---------- ENTRIES ----------

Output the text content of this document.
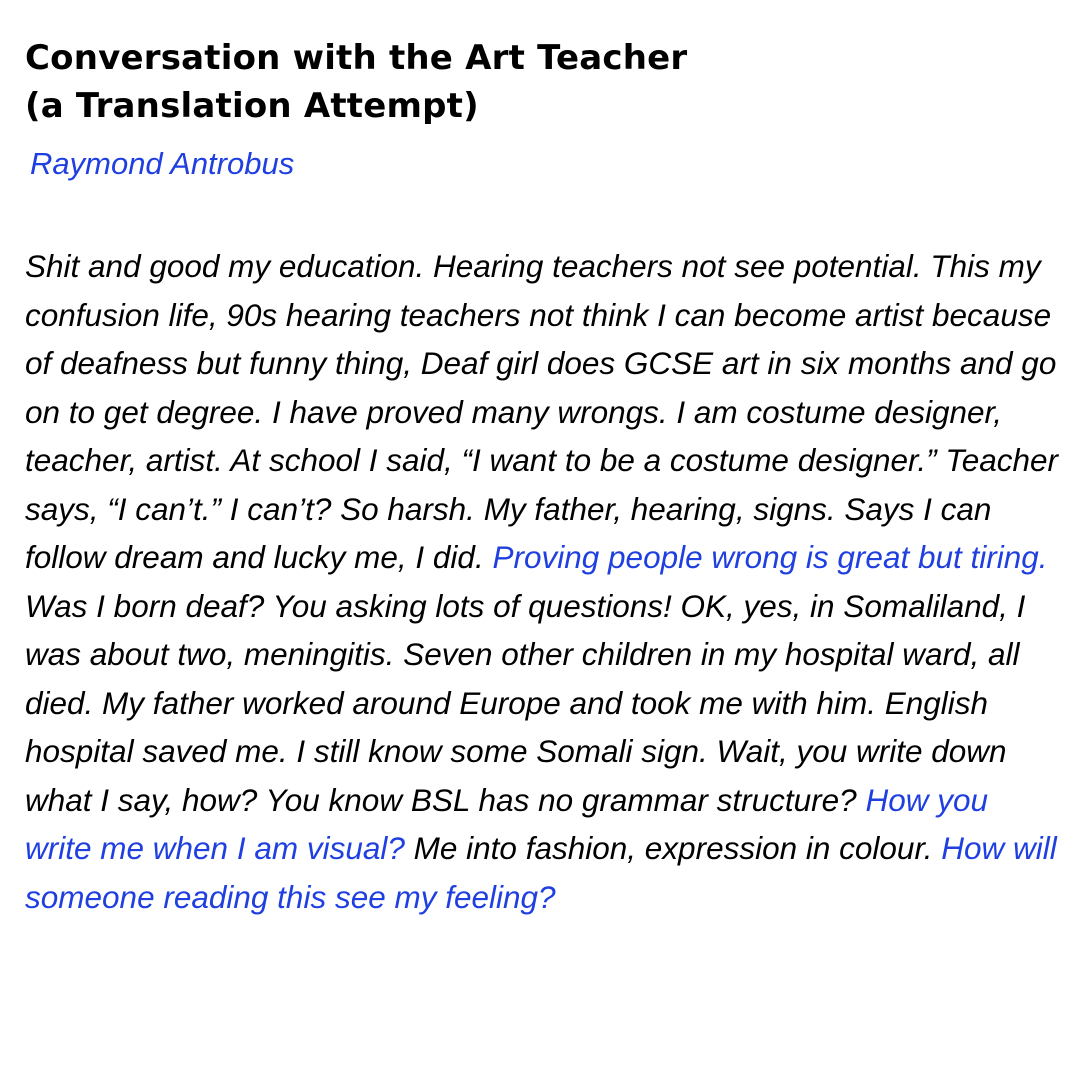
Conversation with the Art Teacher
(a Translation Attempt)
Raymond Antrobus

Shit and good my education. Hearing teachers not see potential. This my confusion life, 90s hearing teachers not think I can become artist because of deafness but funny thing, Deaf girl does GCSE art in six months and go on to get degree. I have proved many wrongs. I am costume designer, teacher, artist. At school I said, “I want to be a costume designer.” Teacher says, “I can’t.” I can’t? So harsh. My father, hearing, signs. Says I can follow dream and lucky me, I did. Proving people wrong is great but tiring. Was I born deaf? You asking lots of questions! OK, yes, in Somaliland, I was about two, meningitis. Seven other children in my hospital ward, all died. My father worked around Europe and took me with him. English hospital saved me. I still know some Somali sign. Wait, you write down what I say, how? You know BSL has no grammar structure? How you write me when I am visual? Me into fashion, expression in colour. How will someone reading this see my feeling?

----------
---------- ENTRIES ----------

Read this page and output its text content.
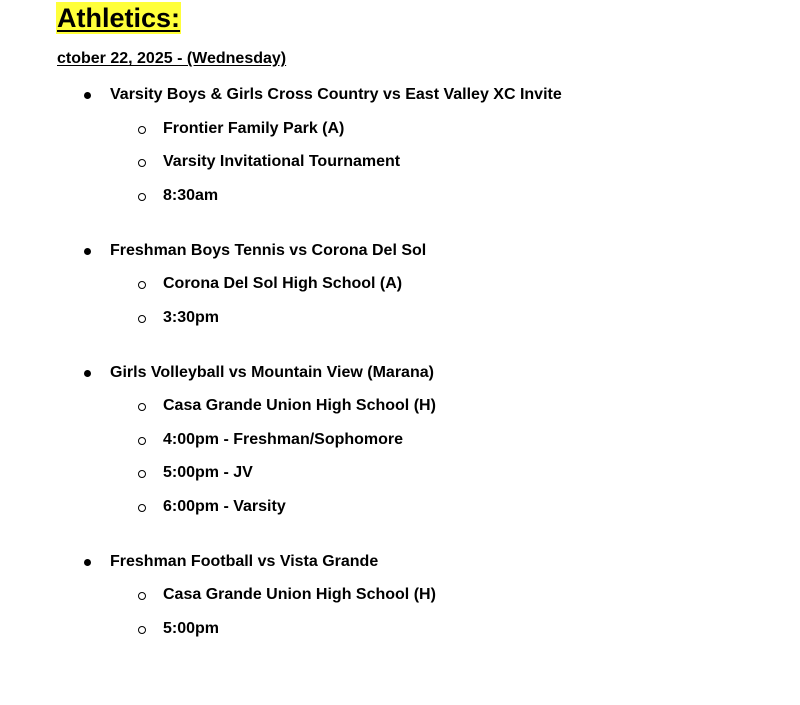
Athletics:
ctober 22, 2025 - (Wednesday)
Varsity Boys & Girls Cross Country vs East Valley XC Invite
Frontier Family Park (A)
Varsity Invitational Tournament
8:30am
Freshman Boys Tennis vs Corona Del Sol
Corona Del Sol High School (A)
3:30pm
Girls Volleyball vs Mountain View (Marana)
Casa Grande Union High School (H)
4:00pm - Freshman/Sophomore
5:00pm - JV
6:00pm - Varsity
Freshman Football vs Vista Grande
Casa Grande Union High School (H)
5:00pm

----------
---------- ENTRIES ----------

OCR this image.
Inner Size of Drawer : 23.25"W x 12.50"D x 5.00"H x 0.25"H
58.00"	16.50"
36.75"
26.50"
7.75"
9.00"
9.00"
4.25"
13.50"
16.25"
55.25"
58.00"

----------

**AIM**
Report how many lines contain "Girls". Give nothing but the number.

**TASK RESULT**
2